→ Task statement
Search the records below for the word "color" and show every line where it occurs.

→ Material shown
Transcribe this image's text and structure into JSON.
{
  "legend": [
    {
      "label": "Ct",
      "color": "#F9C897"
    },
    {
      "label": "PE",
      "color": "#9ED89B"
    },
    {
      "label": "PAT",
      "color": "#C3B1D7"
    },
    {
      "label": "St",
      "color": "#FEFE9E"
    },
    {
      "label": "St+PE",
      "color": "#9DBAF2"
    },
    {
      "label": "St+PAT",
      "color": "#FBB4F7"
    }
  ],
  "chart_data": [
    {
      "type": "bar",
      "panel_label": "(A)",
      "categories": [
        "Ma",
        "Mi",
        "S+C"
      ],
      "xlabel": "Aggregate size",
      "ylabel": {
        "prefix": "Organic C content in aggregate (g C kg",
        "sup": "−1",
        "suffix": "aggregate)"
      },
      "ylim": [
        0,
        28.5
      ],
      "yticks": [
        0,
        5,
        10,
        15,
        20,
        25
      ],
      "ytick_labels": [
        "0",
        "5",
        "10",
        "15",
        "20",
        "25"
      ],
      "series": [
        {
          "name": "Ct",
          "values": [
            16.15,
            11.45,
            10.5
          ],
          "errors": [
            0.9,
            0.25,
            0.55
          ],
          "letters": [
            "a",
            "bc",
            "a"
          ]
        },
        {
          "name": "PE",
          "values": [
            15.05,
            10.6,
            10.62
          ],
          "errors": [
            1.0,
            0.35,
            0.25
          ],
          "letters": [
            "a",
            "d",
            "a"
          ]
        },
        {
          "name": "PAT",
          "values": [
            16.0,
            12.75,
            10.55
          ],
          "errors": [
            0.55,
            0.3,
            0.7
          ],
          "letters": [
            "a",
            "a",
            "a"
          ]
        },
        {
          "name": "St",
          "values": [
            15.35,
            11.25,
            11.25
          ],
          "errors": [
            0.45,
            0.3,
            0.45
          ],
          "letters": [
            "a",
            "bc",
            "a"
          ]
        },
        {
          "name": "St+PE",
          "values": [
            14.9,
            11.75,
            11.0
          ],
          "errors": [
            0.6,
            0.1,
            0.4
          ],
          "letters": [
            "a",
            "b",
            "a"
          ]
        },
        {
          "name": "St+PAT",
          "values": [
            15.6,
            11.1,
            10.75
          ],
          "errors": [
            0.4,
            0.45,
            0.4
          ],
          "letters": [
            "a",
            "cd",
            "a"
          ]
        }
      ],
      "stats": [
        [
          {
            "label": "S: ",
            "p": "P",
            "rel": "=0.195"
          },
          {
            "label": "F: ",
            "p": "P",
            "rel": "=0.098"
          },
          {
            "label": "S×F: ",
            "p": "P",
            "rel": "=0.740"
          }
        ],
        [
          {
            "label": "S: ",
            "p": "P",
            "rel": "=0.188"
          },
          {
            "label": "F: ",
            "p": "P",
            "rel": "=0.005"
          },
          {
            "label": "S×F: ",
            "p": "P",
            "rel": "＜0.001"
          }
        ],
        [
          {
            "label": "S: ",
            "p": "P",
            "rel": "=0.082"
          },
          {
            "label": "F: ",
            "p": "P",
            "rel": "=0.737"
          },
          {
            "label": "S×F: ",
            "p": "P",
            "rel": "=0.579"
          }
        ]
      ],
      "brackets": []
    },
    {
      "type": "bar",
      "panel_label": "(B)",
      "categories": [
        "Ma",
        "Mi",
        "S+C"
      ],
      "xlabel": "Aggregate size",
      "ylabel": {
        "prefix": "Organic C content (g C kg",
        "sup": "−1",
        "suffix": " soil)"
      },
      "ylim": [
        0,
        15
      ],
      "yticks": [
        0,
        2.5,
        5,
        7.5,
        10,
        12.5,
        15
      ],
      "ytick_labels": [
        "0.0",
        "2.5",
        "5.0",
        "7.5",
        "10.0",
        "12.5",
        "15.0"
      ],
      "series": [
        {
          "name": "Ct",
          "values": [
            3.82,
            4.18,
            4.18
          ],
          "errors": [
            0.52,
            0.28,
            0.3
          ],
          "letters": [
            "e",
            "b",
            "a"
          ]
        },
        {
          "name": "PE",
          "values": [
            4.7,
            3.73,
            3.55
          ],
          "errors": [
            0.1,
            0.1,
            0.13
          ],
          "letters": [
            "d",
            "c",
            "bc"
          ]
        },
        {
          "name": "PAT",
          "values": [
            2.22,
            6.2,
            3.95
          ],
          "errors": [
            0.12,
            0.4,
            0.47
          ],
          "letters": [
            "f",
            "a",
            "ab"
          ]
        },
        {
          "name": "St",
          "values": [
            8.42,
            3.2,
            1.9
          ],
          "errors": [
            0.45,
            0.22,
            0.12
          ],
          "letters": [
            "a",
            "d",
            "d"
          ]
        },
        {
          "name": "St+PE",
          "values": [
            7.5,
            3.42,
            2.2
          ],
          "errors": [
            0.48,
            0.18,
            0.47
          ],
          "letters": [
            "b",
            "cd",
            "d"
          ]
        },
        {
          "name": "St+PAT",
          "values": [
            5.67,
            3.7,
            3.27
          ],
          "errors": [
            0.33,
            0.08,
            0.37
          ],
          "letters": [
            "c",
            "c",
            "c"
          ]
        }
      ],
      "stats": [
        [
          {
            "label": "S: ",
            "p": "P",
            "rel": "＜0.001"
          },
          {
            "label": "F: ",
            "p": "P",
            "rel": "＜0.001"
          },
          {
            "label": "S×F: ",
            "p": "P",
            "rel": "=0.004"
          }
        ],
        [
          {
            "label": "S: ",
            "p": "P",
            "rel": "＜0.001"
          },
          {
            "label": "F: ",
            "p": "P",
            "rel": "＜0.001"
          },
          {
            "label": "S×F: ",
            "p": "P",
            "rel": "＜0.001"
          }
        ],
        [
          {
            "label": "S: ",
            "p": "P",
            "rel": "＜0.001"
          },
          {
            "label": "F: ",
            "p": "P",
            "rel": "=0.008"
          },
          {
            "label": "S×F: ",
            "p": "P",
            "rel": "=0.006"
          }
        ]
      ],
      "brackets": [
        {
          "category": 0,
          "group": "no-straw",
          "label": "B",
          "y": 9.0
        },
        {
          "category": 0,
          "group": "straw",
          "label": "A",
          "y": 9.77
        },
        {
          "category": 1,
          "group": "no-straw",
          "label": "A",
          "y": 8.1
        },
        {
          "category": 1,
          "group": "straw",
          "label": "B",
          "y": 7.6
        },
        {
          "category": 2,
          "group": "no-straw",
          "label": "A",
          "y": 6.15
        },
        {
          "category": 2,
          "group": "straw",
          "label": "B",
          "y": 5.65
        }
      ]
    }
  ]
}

→ Full response
      "color": "#F9C897"
      "color": "#9ED89B"
      "color": "#C3B1D7"
      "color": "#FEFE9E"
      "color": "#9DBAF2"
      "color": "#FBB4F7"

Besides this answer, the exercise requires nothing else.